• **Set task**: Beneath this task is a listing; retype all of it exactly.

[Saved data entries]
>> Start

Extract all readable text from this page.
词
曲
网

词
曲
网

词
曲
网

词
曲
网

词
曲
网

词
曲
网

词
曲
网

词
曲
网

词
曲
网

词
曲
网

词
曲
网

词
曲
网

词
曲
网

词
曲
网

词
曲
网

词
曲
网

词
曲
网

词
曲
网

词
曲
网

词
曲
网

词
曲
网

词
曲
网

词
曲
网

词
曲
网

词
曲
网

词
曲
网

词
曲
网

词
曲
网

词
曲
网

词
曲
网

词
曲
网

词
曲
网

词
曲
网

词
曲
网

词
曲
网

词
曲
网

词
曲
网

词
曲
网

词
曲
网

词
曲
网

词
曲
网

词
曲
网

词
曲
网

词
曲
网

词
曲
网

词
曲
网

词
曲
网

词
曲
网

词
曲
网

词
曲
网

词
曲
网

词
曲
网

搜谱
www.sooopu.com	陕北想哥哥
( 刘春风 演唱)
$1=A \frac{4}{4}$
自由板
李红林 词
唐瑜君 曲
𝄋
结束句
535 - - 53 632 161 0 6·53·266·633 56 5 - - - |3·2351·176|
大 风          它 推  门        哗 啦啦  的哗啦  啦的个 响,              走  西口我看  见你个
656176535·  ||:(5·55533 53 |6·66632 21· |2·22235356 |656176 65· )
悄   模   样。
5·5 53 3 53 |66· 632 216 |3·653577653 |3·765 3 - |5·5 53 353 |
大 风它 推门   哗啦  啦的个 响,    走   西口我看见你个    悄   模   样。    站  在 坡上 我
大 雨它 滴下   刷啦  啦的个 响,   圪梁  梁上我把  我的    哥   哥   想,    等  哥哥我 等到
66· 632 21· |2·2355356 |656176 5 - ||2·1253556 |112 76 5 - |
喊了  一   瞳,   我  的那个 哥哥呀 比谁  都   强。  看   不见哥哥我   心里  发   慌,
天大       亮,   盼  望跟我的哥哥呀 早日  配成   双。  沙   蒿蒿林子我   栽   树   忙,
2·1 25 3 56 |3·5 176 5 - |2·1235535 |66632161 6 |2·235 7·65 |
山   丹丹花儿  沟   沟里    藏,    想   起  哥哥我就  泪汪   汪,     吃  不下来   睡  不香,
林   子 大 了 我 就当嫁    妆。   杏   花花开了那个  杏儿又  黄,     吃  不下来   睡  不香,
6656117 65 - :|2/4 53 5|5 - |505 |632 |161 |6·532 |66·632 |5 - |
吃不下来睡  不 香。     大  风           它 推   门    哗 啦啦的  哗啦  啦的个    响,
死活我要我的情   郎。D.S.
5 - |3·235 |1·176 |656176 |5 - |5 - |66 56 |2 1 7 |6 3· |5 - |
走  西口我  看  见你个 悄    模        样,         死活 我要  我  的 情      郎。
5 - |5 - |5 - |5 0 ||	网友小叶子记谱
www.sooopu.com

>> End

• **Solution for this problem**:
Extract all readable text from this page.
词
曲
网

词
曲
网

词
曲
网

词
曲
网

词
曲
网

词
曲
网

词
曲
网

词
曲
网

词
曲
网

词
曲
网

词
曲
网

词
曲
网

词
曲
网

词
曲
网

词
曲
网

词
曲
网

词
曲
网

词
曲
网

词
曲
网

词
曲
网

词
曲
网

词
曲
网

词
曲
网

词
曲
网

词
曲
网

词
曲
网

词
曲
网

词
曲
网

词
曲
网

词
曲
网

词
曲
网

词
曲
网

词
曲
网

词
曲
网

词
曲
网

词
曲
网

词
曲
网

词
曲
网

词
曲
网

词
曲
网

词
曲
网

词
曲
网

词
曲
网

词
曲
网

词
曲
网

词
曲
网

词
曲
网

词
曲
网

词
曲
网

词
曲
网

词
曲
网

词
曲
网

搜谱
www.sooopu.com	陕北想哥哥
( 刘春风 演唱)
$1=A \frac{4}{4}$
自由板
李红林 词
唐瑜君 曲
𝄋
结束句
535 - - 53 632 161 0 6·53·266·633 56 5 - - - |3·2351·176|
大 风          它 推  门        哗 啦啦  的哗啦  啦的个 响,              走  西口我看  见你个
656176535·  ||:(5·55533 53 |6·66632 21· |2·22235356 |656176 65· )
悄   模   样。
5·5 53 3 53 |66· 632 216 |3·653577653 |3·765 3 - |5·5 53 353 |
大 风它 推门   哗啦  啦的个 响,    走   西口我看见你个    悄   模   样。    站  在 坡上 我
大 雨它 滴下   刷啦  啦的个 响,   圪梁  梁上我把  我的    哥   哥   想,    等  哥哥我 等到
66· 632 21· |2·2355356 |656176 5 - ||2·1253556 |112 76 5 - |
喊了  一   瞳,   我  的那个 哥哥呀 比谁  都   强。  看   不见哥哥我   心里  发   慌,
天大       亮,   盼  望跟我的哥哥呀 早日  配成   双。  沙   蒿蒿林子我   栽   树   忙,
2·1 25 3 56 |3·5 176 5 - |2·1235535 |66632161 6 |2·235 7·65 |
山   丹丹花儿  沟   沟里    藏,    想   起  哥哥我就  泪汪   汪,     吃  不下来   睡  不香,
林   子 大 了 我 就当嫁    妆。   杏   花花开了那个  杏儿又  黄,     吃  不下来   睡  不香,
6656117 65 - :|2/4 53 5|5 - |505 |632 |161 |6·532 |66·632 |5 - |
吃不下来睡  不 香。     大  风           它 推   门    哗 啦啦的  哗啦  啦的个    响,
死活我要我的情   郎。D.S.
5 - |3·235 |1·176 |656176 |5 - |5 - |66 56 |2 1 7 |6 3· |5 - |
走  西口我  看  见你个 悄    模        样,         死活 我要  我  的 情      郎。
5 - |5 - |5 - |5 0 ||	网友小叶子记谱
www.sooopu.com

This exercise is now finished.